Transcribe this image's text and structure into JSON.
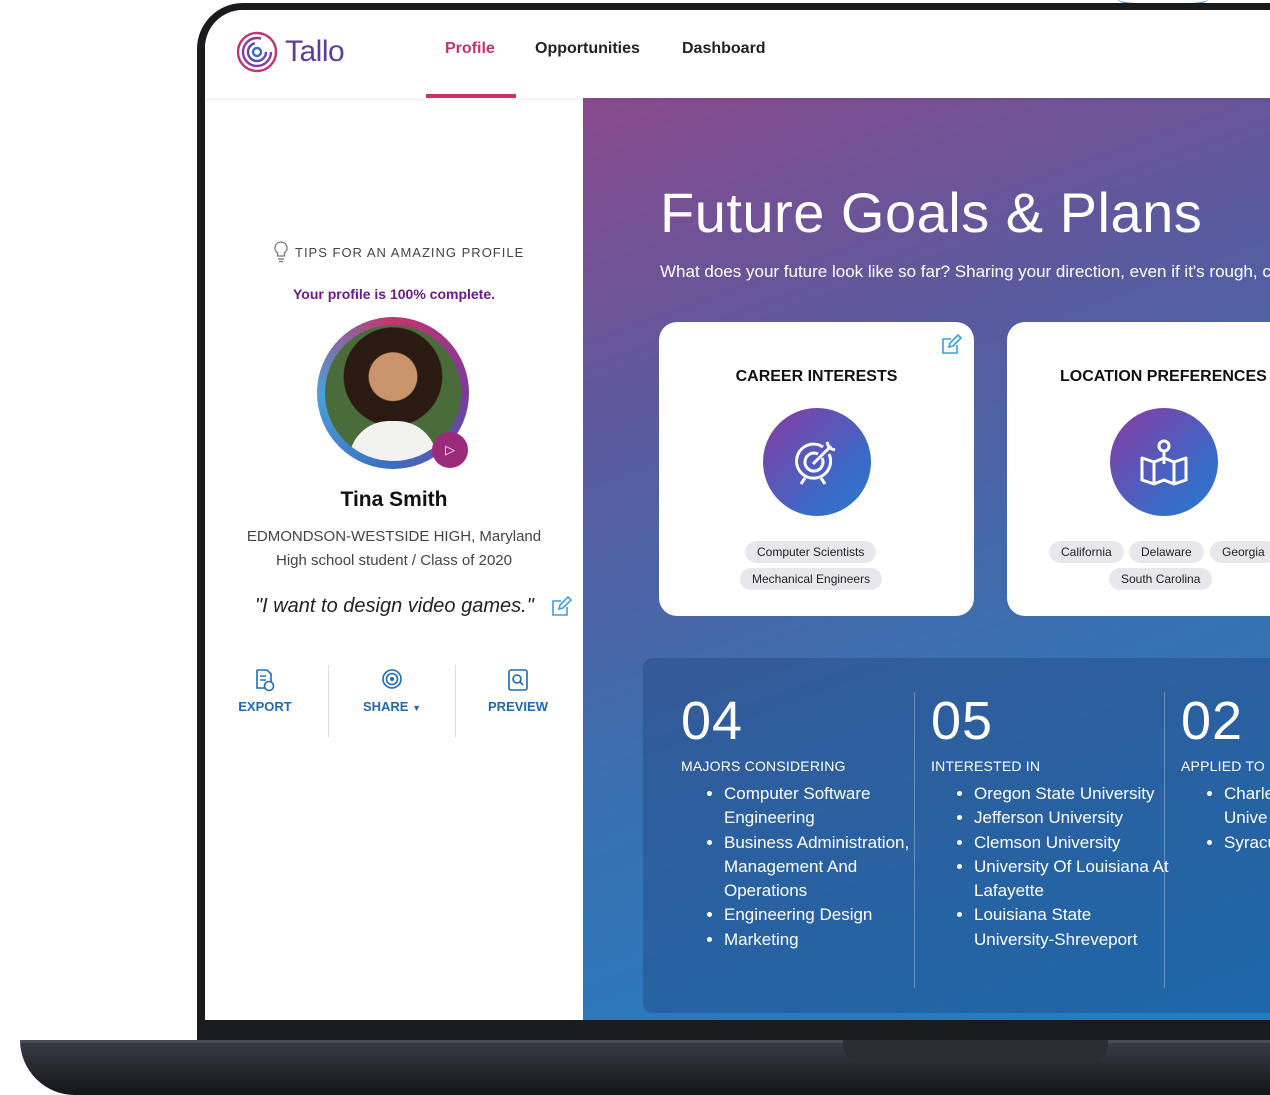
{
  "app": {
    "logo_text": "Tallo"
  },
  "nav": {
    "items": [
      {
        "label": "Profile",
        "active": true
      },
      {
        "label": "Opportunities",
        "active": false
      },
      {
        "label": "Dashboard",
        "active": false
      }
    ]
  },
  "profile": {
    "tips_label": "TIPS FOR AN AMAZING PROFILE",
    "completion": "Your profile is 100% complete.",
    "name": "Tina Smith",
    "school": "EDMONDSON-WESTSIDE HIGH, Maryland",
    "grade": "High school student / Class of 2020",
    "quote": "\"I want to design video games.\"",
    "actions": {
      "export": "EXPORT",
      "share": "SHARE",
      "preview": "PREVIEW"
    }
  },
  "goals": {
    "title": "Future Goals & Plans",
    "subtitle": "What does your future look like so far? Sharing your direction, even if it's rough, c",
    "cards": {
      "career": {
        "title": "CAREER INTERESTS",
        "chips": [
          "Computer Scientists",
          "Mechanical Engineers"
        ]
      },
      "location": {
        "title": "LOCATION PREFERENCES",
        "chips": [
          "California",
          "Delaware",
          "Georgia",
          "South Carolina"
        ]
      }
    },
    "stats": [
      {
        "number": "04",
        "caption": "MAJORS CONSIDERING",
        "items": [
          "Computer Software Engineering",
          "Business Administration, Management And Operations",
          "Engineering Design",
          "Marketing"
        ]
      },
      {
        "number": "05",
        "caption": "INTERESTED IN",
        "items": [
          "Oregon State University",
          "Jefferson University",
          "Clemson University",
          "University Of Louisiana At Lafayette",
          "Louisiana State University-Shreveport"
        ]
      },
      {
        "number": "02",
        "caption": "APPLIED TO",
        "items": [
          "Charle Unive",
          "Syracu"
        ]
      }
    ]
  },
  "colors": {
    "accent": "#c3336e",
    "link": "#1e6bb0",
    "completion": "#6a1a8c"
  }
}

::::

*To be done*. State the number of lines above that hold the string "Engineering", with nothing added.

*The response*. 2